[Data records]
......

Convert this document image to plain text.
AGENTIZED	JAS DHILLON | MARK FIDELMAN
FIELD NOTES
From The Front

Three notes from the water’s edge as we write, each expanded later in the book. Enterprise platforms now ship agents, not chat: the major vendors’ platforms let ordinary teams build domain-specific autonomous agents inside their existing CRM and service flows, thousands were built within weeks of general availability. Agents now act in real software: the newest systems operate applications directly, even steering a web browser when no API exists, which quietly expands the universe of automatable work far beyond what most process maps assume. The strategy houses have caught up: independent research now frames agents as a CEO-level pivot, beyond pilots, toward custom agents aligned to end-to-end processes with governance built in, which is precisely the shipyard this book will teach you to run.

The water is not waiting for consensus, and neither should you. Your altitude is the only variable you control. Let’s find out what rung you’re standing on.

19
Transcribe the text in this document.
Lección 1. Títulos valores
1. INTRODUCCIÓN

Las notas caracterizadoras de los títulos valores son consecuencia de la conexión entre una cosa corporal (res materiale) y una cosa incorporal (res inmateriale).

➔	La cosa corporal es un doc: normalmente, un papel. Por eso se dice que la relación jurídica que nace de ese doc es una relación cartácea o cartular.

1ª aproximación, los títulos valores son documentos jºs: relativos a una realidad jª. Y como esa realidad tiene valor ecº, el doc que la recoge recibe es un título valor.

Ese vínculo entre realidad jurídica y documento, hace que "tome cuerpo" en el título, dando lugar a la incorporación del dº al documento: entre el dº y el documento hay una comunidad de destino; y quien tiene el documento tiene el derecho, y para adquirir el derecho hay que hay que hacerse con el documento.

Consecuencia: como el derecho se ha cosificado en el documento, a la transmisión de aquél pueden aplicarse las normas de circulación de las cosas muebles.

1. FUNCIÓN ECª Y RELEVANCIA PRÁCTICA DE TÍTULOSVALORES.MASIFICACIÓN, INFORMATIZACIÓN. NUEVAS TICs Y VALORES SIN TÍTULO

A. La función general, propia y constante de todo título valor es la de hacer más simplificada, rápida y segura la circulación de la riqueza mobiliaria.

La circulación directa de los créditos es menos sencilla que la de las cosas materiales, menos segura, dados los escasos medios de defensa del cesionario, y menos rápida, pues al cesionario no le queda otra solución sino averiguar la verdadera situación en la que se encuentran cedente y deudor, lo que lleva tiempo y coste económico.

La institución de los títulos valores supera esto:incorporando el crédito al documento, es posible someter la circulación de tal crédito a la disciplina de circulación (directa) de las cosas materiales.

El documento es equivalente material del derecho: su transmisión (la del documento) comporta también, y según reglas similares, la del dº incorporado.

......

Restate the data above word for word, please.

Convert this document image to plain text.
AGENTIZED	JAS DHILLON | MARK FIDELMAN
FIELD NOTES
From The Front

Three notes from the water’s edge as we write, each expanded later in the book. Enterprise platforms now ship agents, not chat: the major vendors’ platforms let ordinary teams build domain-specific autonomous agents inside their existing CRM and service flows, thousands were built within weeks of general availability. Agents now act in real software: the newest systems operate applications directly, even steering a web browser when no API exists, which quietly expands the universe of automatable work far beyond what most process maps assume. The strategy houses have caught up: independent research now frames agents as a CEO-level pivot, beyond pilots, toward custom agents aligned to end-to-end processes with governance built in, which is precisely the shipyard this book will teach you to run.

The water is not waiting for consensus, and neither should you. Your altitude is the only variable you control. Let’s find out what rung you’re standing on.

19
Transcribe the text in this document.
Lección 1. Títulos valores
1. INTRODUCCIÓN

Las notas caracterizadoras de los títulos valores son consecuencia de la conexión entre una cosa corporal (res materiale) y una cosa incorporal (res inmateriale).

➔	La cosa corporal es un doc: normalmente, un papel. Por eso se dice que la relación jurídica que nace de ese doc es una relación cartácea o cartular.

1ª aproximación, los títulos valores son documentos jºs: relativos a una realidad jª. Y como esa realidad tiene valor ecº, el doc que la recoge recibe es un título valor.

Ese vínculo entre realidad jurídica y documento, hace que "tome cuerpo" en el título, dando lugar a la incorporación del dº al documento: entre el dº y el documento hay una comunidad de destino; y quien tiene el documento tiene el derecho, y para adquirir el derecho hay que hay que hacerse con el documento.

Consecuencia: como el derecho se ha cosificado en el documento, a la transmisión de aquél pueden aplicarse las normas de circulación de las cosas muebles.

1. FUNCIÓN ECª Y RELEVANCIA PRÁCTICA DE TÍTULOSVALORES.MASIFICACIÓN, INFORMATIZACIÓN. NUEVAS TICs Y VALORES SIN TÍTULO

A. La función general, propia y constante de todo título valor es la de hacer más simplificada, rápida y segura la circulación de la riqueza mobiliaria.

La circulación directa de los créditos es menos sencilla que la de las cosas materiales, menos segura, dados los escasos medios de defensa del cesionario, y menos rápida, pues al cesionario no le queda otra solución sino averiguar la verdadera situación en la que se encuentran cedente y deudor, lo que lleva tiempo y coste económico.

La institución de los títulos valores supera esto:incorporando el crédito al documento, es posible someter la circulación de tal crédito a la disciplina de circulación (directa) de las cosas materiales.

El documento es equivalente material del derecho: su transmisión (la del documento) comporta también, y según reglas similares, la del dº incorporado.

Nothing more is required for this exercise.